#### [Task details]
Write out only the tail of the records, beginning at the line containing "Type out the text in this image." and including the last line, exactly as written.

┄┄┄┄┄┄┄┄┄┄

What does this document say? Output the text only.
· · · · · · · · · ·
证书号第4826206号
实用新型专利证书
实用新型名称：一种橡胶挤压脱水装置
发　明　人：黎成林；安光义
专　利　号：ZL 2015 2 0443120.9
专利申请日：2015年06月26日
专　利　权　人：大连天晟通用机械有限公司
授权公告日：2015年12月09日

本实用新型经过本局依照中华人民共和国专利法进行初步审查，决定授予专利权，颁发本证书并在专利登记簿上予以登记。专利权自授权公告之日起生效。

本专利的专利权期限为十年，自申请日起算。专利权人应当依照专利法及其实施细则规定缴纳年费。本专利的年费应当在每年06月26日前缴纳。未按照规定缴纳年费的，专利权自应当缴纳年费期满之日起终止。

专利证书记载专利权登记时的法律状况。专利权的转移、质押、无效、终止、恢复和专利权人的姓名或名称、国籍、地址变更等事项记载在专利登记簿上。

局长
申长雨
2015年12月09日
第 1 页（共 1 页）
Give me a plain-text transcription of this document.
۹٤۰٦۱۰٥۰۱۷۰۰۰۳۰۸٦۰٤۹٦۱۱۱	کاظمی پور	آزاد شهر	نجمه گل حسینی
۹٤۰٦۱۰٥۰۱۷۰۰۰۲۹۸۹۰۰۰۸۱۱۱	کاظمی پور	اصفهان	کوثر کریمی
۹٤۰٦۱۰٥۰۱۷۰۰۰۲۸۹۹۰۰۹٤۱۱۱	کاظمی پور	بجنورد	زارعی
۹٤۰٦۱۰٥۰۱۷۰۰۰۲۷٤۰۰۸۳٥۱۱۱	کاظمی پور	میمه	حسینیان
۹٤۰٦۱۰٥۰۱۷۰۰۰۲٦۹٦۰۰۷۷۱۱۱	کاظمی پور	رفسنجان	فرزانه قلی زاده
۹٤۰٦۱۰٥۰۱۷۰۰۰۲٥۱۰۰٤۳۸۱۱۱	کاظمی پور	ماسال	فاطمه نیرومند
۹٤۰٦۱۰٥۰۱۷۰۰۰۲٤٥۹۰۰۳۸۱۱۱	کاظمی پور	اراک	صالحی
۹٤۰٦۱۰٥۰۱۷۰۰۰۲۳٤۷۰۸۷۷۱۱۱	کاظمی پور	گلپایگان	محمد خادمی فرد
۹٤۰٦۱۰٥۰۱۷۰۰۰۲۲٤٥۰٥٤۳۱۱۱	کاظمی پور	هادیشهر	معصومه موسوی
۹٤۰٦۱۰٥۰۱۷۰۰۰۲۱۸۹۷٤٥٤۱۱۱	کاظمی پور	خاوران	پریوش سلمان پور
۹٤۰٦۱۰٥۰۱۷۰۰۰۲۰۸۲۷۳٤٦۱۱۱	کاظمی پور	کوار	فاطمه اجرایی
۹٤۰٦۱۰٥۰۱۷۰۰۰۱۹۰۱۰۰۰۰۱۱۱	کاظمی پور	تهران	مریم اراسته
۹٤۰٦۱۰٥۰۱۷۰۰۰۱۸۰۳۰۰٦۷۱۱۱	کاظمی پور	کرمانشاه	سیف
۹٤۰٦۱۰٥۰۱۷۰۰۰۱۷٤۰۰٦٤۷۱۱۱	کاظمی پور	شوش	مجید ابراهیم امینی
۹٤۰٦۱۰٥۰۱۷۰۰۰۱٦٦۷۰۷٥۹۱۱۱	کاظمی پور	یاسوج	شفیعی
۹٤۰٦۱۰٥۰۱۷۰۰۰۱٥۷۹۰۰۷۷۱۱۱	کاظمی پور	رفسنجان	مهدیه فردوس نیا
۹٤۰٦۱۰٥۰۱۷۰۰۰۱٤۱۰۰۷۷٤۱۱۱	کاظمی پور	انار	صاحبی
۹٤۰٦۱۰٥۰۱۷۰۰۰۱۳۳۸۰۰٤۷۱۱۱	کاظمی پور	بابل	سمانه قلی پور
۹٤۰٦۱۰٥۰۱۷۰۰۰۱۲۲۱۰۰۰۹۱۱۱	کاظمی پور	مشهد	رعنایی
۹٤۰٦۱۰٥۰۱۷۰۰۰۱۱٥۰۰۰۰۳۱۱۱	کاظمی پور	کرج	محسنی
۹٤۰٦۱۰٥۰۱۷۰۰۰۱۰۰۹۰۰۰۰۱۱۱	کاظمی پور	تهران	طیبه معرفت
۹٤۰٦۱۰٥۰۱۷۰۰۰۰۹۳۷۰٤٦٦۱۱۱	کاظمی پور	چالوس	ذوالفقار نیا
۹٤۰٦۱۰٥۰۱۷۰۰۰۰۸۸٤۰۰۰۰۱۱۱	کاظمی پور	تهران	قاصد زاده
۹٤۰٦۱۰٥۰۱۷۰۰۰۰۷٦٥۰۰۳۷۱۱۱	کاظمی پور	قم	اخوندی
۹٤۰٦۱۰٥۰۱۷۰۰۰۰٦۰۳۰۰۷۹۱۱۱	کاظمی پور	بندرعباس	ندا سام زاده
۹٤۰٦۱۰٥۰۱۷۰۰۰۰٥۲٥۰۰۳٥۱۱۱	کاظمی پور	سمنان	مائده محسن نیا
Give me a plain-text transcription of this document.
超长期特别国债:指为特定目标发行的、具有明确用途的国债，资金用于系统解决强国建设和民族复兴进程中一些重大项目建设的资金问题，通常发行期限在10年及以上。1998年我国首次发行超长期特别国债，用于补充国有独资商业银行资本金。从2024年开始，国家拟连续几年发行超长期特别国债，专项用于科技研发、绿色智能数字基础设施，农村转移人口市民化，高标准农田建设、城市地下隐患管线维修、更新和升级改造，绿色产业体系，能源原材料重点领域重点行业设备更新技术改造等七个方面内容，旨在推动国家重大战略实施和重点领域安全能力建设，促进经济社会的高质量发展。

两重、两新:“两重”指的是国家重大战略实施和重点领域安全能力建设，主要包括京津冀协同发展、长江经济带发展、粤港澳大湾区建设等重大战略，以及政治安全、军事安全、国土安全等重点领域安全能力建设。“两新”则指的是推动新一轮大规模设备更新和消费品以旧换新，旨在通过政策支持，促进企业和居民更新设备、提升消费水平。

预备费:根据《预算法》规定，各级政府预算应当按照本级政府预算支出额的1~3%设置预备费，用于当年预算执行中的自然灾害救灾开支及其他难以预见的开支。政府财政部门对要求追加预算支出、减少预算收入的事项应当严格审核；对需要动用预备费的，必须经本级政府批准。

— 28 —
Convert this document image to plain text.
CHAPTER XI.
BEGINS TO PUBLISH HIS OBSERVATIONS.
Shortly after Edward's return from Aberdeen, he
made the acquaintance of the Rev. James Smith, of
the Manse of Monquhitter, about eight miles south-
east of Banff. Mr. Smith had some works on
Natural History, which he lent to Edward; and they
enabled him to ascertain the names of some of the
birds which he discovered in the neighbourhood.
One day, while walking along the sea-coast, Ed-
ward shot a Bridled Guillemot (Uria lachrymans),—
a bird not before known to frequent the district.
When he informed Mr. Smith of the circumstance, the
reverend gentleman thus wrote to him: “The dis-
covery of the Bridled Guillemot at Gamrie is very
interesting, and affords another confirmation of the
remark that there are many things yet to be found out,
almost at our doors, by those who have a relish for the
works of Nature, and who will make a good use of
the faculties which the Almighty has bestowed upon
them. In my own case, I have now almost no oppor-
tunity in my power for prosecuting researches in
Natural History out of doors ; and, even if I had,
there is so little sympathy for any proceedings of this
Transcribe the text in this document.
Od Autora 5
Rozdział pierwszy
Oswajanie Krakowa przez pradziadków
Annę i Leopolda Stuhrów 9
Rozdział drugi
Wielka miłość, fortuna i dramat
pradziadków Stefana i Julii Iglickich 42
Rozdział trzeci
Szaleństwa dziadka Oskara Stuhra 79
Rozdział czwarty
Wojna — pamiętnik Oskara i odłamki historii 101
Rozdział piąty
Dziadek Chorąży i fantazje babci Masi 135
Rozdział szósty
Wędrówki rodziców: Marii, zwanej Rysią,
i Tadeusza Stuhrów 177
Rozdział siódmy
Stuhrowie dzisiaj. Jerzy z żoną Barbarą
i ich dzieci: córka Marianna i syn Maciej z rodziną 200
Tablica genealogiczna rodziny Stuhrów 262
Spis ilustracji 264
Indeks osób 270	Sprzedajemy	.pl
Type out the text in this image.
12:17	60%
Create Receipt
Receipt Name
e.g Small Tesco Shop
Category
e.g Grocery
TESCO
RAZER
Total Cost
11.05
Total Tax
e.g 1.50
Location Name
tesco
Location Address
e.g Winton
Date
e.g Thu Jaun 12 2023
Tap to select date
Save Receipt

┄┄┄┄┄┄┄┄┄┄

#### [Solution to this exercise]
Type out the text in this image.
12:17	60%
Create Receipt
Receipt Name
e.g Small Tesco Shop
Category
e.g Grocery
TESCO
RAZER
Total Cost
11.05
Total Tax
e.g 1.50
Location Name
tesco
Location Address
e.g Winton
Date
e.g Thu Jaun 12 2023
Tap to select date
Save Receipt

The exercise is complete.